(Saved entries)
┌────────

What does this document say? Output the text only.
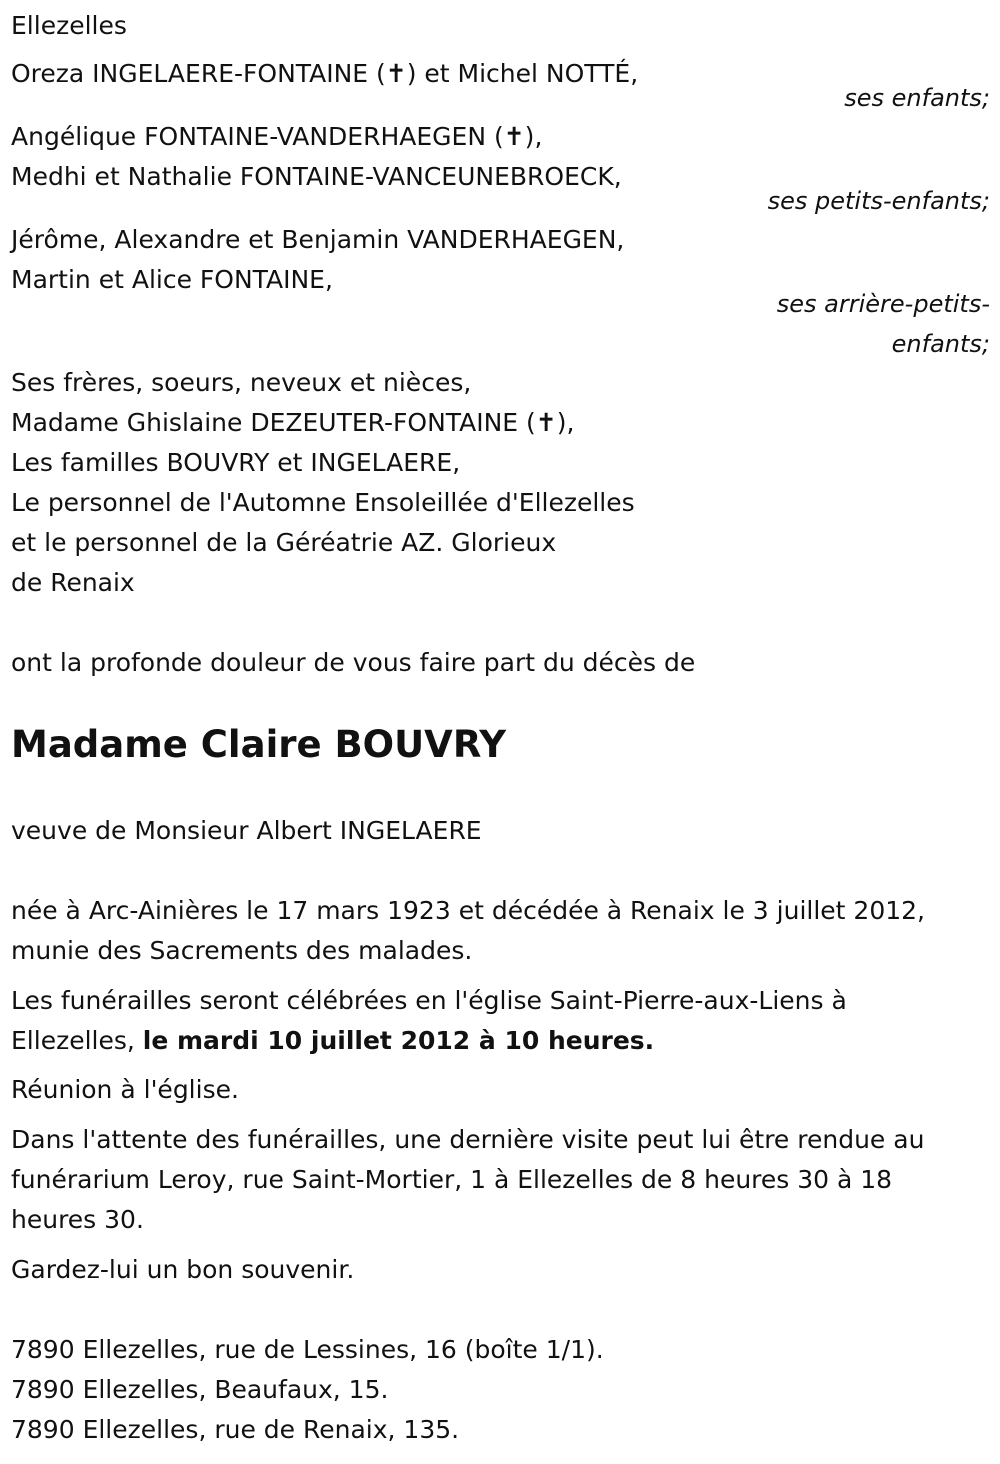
Ellezelles
Oreza INGELAERE-FONTAINE (✝) et Michel NOTTÉ,
ses enfants;
Angélique FONTAINE-VANDERHAEGEN (✝),
Medhi et Nathalie FONTAINE-VANCEUNEBROECK,
ses petits-enfants;
Jérôme, Alexandre et Benjamin VANDERHAEGEN,
Martin et Alice FONTAINE,
ses arrière-petits-
enfants;
Ses frères, soeurs, neveux et nièces,
Madame Ghislaine DEZEUTER-FONTAINE (✝),
Les familles BOUVRY et INGELAERE,
Le personnel de l'Automne Ensoleillée d'Ellezelles
et le personnel de la Géréatrie AZ. Glorieux
de Renaix
ont la profonde douleur de vous faire part du décès de
Madame Claire BOUVRY
veuve de Monsieur Albert INGELAERE
née à Arc-Ainières le 17 mars 1923 et décédée à Renaix le 3 juillet 2012,
munie des Sacrements des malades.
Les funérailles seront célébrées en l'église Saint-Pierre-aux-Liens à
Ellezelles, le mardi 10 juillet 2012 à 10 heures.
Réunion à l'église.
Dans l'attente des funérailles, une dernière visite peut lui être rendue au
funérarium Leroy, rue Saint-Mortier, 1 à Ellezelles de 8 heures 30 à 18
heures 30.
Gardez-lui un bon souvenir.
7890 Ellezelles, rue de Lessines, 16 (boîte 1/1).
7890 Ellezelles, Beaufaux, 15.
7890 Ellezelles, rue de Renaix, 135.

└────────

• Exercise objective: Count the lines in which the string "BOUVRY" appears, then report only that figure.

• The completed task: 2